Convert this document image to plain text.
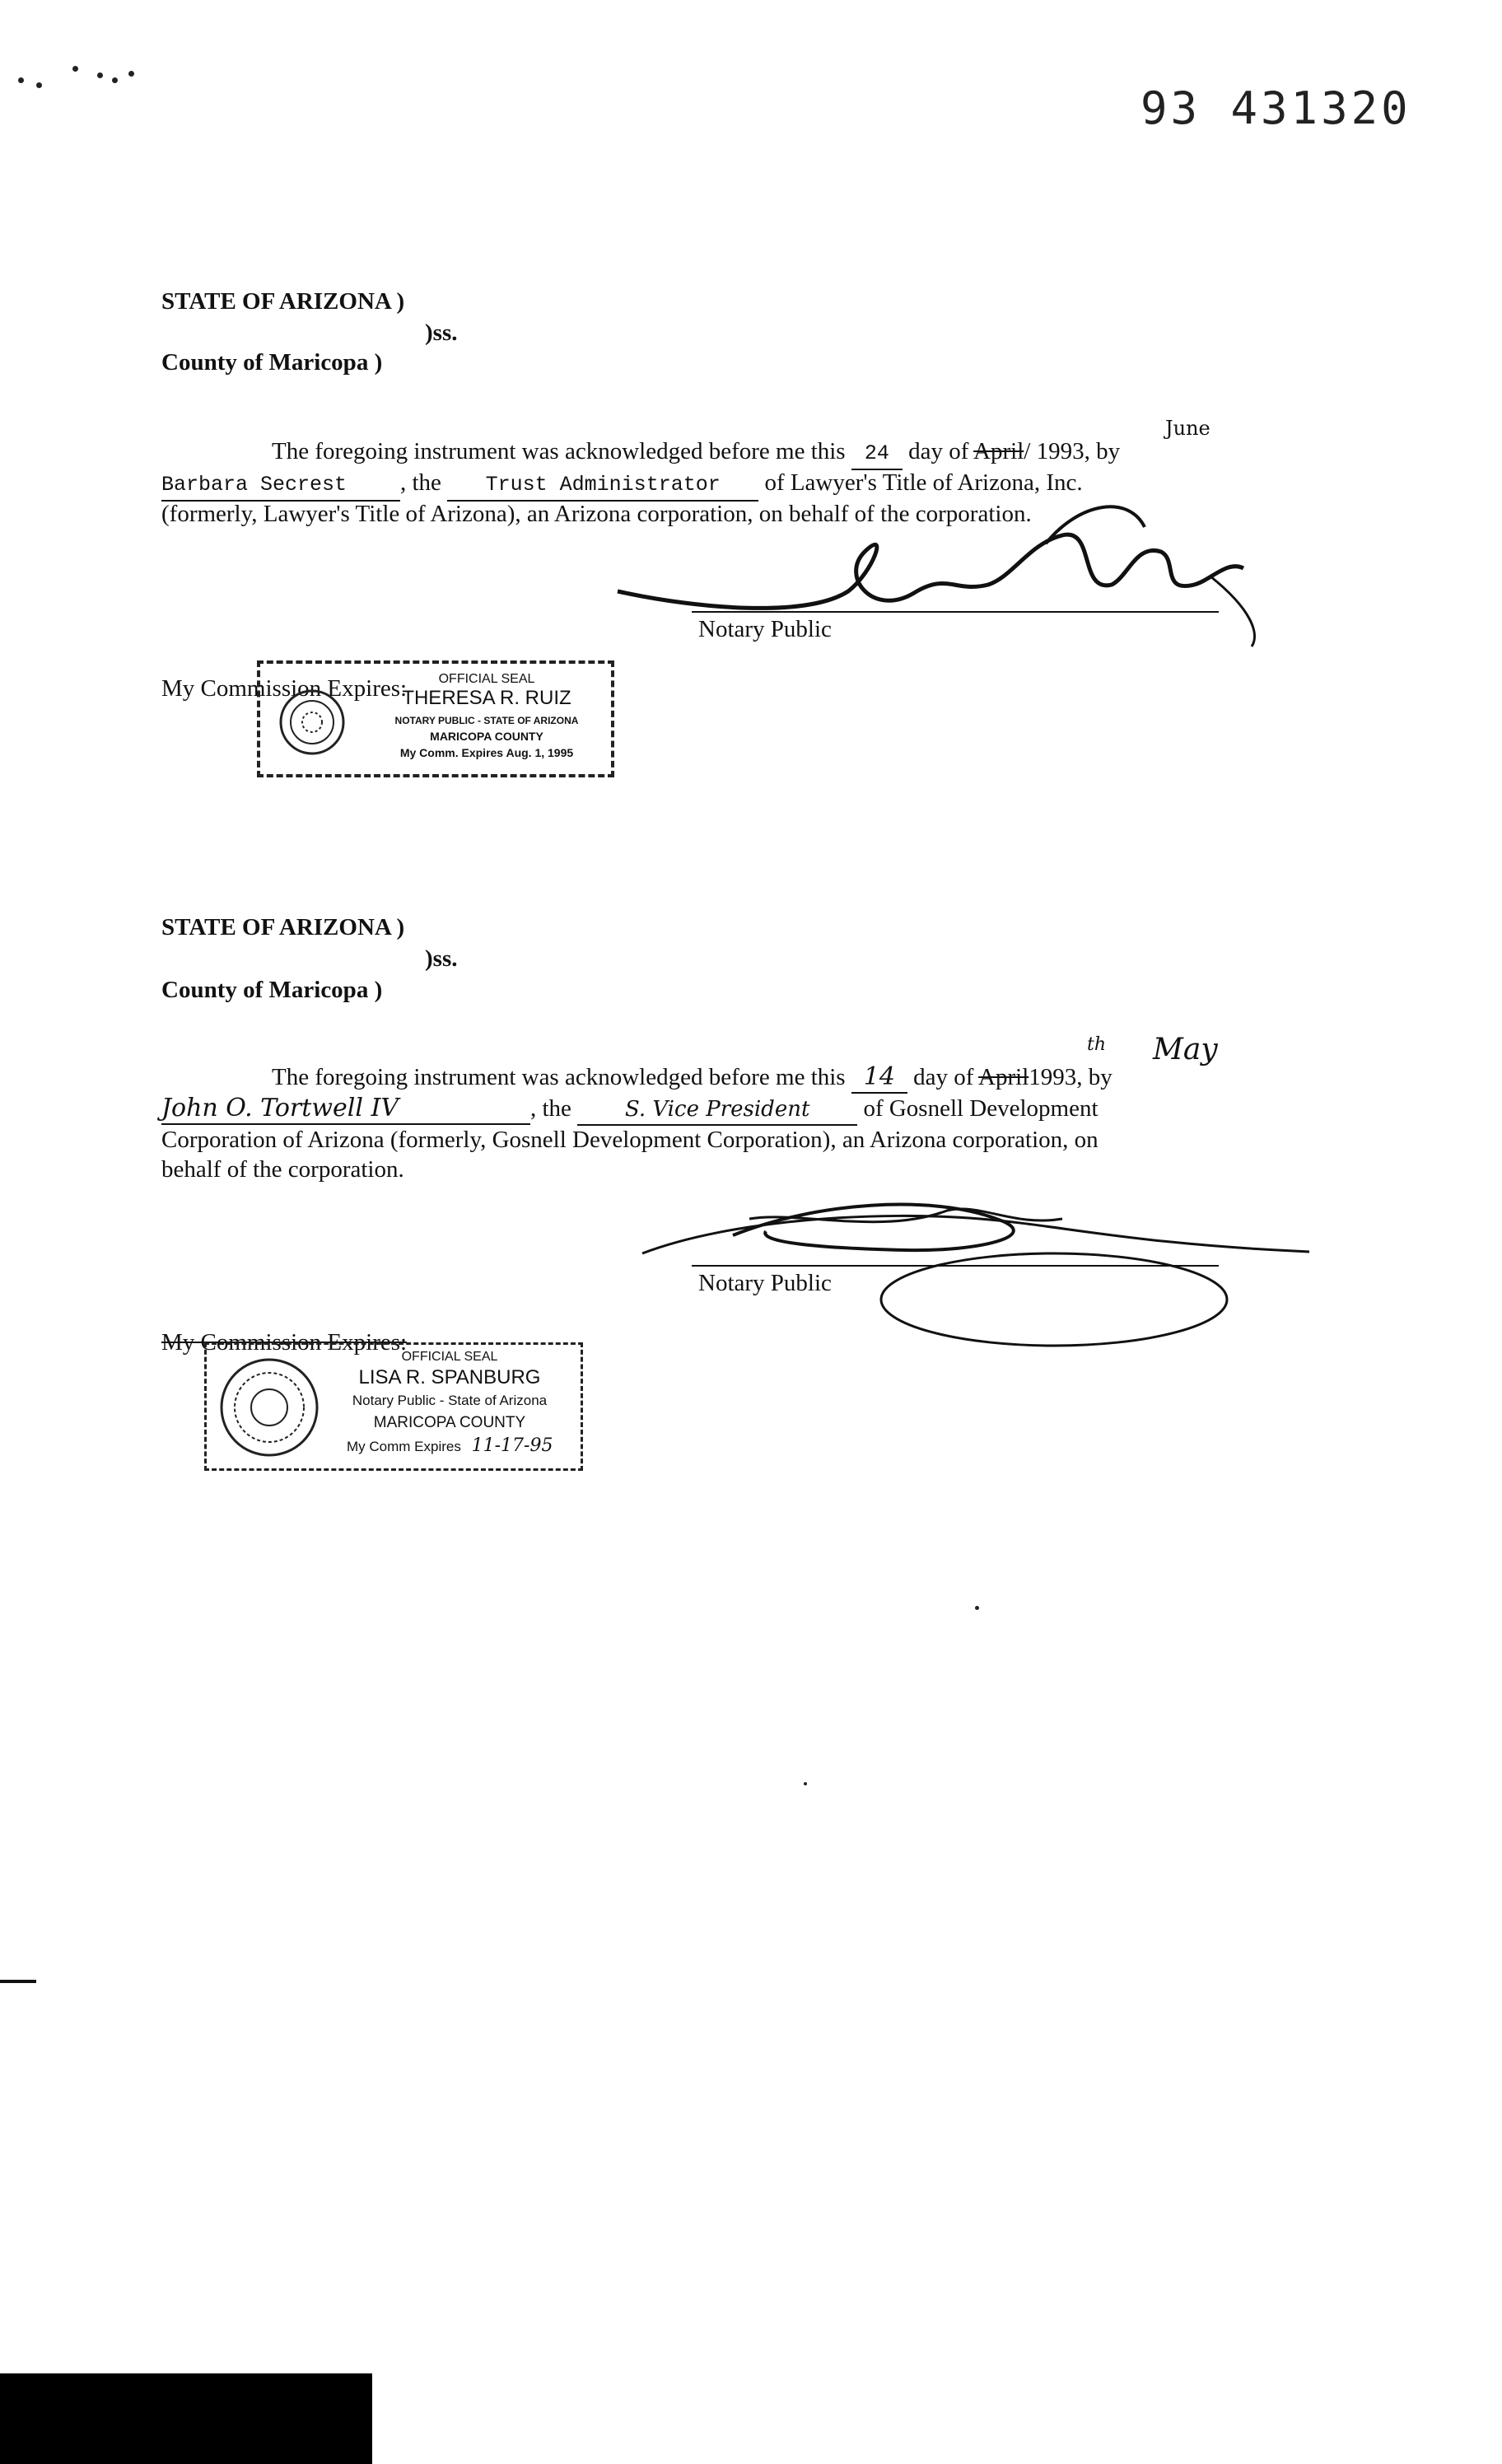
93 431320
STATE OF ARIZONA )
)ss.
County of Maricopa )
June
The foregoing instrument was acknowledged before me this 24 day of April/ 1993, by
Barbara Secrest , the Trust Administrator of Lawyer's Title of Arizona, Inc.
(formerly, Lawyer's Title of Arizona), an Arizona corporation, on behalf of the corporation.
Notary Public
My Commission Expires:	OFFICIAL SEAL
THERESA R. RUIZ
NOTARY PUBLIC - STATE OF ARIZONA
MARICOPA COUNTY
My Comm. Expires Aug. 1, 1995
STATE OF ARIZONA )
)ss.
County of Maricopa )
May
th
The foregoing instrument was acknowledged before me this 14 day of April1993, by
John O. Tortwell IV	, the	S. Vice President of Gosnell Development
Corporation of Arizona (formerly, Gosnell Development Corporation), an Arizona corporation, on
behalf of the corporation.
Notary Public
My Commission Expires:
OFFICIAL SEAL
LISA R. SPANBURG
Notary Public - State of Arizona
MARICOPA COUNTY
My Comm Expires 11-17-95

┄┄┄┄┄┄┄┄┄┄

§ SHORT TASK: Copy out the whole listing exactly, and don't carry over any pictures.

§ SOLUTION:
Convert this document image to plain text.
93 431320
STATE OF ARIZONA )
)ss.
County of Maricopa )
June
The foregoing instrument was acknowledged before me this 24 day of April/ 1993, by
Barbara Secrest , the Trust Administrator of Lawyer's Title of Arizona, Inc.
(formerly, Lawyer's Title of Arizona), an Arizona corporation, on behalf of the corporation.
Notary Public
My Commission Expires:	OFFICIAL SEAL
THERESA R. RUIZ
NOTARY PUBLIC - STATE OF ARIZONA
MARICOPA COUNTY
My Comm. Expires Aug. 1, 1995
STATE OF ARIZONA )
)ss.
County of Maricopa )
May
th
The foregoing instrument was acknowledged before me this 14 day of April1993, by
John O. Tortwell IV	, the	S. Vice President of Gosnell Development
Corporation of Arizona (formerly, Gosnell Development Corporation), an Arizona corporation, on
behalf of the corporation.
Notary Public
My Commission Expires:
OFFICIAL SEAL
LISA R. SPANBURG
Notary Public - State of Arizona
MARICOPA COUNTY
My Comm Expires 11-17-95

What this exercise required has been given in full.